Give the number of lines in the data that contain "environment", and nothing more.

(Dataset records)

━━━━

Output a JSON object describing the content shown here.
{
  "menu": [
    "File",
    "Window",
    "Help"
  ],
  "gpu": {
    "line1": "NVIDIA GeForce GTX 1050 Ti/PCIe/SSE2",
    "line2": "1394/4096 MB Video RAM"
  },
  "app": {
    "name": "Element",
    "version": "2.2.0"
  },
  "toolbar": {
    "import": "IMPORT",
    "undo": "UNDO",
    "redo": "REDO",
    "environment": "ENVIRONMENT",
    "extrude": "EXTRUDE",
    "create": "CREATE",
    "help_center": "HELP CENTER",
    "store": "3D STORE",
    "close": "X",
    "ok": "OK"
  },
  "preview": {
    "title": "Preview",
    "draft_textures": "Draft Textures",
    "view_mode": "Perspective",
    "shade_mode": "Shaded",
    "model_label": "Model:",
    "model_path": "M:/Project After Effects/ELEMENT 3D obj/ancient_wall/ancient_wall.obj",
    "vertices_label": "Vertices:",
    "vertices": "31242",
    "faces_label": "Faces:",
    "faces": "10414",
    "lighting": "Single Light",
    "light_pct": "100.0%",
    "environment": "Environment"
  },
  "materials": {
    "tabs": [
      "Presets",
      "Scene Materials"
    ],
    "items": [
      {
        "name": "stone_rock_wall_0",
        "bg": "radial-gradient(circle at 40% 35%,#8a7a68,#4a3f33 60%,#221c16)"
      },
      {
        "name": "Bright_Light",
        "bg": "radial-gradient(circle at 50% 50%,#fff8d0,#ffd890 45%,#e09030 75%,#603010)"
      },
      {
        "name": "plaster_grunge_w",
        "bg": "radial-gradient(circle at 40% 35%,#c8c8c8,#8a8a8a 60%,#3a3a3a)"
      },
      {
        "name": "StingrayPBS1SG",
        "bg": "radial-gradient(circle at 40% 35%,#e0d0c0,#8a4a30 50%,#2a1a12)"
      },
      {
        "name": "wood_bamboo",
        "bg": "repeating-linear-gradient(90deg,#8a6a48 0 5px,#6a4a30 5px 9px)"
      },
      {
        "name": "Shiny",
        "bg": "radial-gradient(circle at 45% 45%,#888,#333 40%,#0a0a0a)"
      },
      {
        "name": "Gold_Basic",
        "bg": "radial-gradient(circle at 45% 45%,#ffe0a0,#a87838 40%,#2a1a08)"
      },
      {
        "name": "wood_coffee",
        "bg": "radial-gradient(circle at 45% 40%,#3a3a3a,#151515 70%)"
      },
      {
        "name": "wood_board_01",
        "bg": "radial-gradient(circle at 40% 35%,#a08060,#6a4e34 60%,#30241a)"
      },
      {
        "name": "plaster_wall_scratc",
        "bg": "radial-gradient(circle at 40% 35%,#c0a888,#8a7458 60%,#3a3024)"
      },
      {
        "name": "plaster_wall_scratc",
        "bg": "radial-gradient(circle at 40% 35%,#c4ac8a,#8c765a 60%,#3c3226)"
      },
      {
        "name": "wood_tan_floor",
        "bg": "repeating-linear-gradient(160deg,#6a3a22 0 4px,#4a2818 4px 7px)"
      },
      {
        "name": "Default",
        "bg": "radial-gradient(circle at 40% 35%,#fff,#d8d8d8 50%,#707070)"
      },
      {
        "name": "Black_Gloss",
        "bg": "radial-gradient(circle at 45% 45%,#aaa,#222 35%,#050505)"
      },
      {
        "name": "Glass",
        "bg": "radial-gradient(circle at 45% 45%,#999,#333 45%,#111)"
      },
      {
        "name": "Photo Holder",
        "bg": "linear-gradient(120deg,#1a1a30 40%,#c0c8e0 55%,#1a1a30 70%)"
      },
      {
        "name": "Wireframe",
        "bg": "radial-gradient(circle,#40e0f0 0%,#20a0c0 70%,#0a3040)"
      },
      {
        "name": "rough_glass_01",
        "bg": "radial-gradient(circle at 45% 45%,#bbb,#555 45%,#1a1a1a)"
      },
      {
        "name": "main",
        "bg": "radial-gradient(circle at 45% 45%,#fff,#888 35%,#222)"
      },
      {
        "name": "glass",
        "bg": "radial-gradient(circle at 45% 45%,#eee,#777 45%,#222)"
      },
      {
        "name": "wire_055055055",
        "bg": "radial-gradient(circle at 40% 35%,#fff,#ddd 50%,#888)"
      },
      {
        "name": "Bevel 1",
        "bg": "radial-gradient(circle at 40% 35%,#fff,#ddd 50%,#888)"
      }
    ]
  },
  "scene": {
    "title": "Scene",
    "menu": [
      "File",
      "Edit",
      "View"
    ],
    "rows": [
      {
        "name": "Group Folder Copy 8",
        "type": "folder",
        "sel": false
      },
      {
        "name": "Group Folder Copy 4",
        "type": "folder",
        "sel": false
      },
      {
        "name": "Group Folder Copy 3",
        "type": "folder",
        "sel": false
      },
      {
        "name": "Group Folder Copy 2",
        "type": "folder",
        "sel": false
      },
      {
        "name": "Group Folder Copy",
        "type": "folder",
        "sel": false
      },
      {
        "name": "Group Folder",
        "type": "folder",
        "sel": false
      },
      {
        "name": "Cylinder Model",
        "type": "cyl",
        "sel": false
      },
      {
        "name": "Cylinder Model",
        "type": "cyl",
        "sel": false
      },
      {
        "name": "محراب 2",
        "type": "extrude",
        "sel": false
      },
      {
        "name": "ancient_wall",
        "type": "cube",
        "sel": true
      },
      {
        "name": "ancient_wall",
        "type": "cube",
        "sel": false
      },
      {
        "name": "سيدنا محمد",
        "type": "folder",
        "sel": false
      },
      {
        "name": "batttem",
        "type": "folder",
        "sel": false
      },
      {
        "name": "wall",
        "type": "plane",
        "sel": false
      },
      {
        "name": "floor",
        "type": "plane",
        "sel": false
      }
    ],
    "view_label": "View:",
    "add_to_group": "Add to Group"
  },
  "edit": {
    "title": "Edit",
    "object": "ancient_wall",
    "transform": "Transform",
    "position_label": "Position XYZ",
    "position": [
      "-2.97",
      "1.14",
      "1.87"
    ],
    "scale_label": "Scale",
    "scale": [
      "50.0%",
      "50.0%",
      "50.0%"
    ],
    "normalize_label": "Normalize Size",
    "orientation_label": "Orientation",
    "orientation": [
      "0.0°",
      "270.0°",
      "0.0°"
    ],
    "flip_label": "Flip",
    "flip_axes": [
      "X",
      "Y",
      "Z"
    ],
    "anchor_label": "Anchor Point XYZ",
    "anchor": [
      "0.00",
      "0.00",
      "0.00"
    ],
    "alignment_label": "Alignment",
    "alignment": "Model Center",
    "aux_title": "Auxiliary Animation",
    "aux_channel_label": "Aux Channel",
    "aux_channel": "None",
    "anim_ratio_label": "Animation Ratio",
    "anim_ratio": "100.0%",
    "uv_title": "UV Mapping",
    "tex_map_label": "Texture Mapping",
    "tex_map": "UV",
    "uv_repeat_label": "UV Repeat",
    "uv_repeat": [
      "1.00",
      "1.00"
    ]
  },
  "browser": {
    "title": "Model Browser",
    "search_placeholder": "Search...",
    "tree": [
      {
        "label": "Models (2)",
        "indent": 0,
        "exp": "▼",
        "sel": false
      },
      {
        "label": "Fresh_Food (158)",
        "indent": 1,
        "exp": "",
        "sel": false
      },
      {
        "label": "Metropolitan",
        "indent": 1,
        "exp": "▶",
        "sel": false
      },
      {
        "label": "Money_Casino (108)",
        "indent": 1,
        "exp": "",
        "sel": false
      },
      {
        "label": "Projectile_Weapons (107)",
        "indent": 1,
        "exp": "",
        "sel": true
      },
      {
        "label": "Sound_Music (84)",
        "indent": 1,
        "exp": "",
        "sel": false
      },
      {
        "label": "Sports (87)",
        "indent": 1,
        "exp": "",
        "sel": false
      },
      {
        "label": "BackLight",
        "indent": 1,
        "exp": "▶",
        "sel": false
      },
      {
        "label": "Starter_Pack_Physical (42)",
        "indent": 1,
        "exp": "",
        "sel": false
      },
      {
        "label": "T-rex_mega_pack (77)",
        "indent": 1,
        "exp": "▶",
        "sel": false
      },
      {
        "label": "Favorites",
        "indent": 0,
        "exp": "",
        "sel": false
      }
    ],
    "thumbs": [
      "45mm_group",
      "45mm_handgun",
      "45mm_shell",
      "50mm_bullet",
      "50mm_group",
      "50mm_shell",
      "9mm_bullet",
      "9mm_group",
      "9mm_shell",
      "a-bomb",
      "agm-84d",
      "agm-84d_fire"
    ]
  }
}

━━━━

▸ **Solution**:
2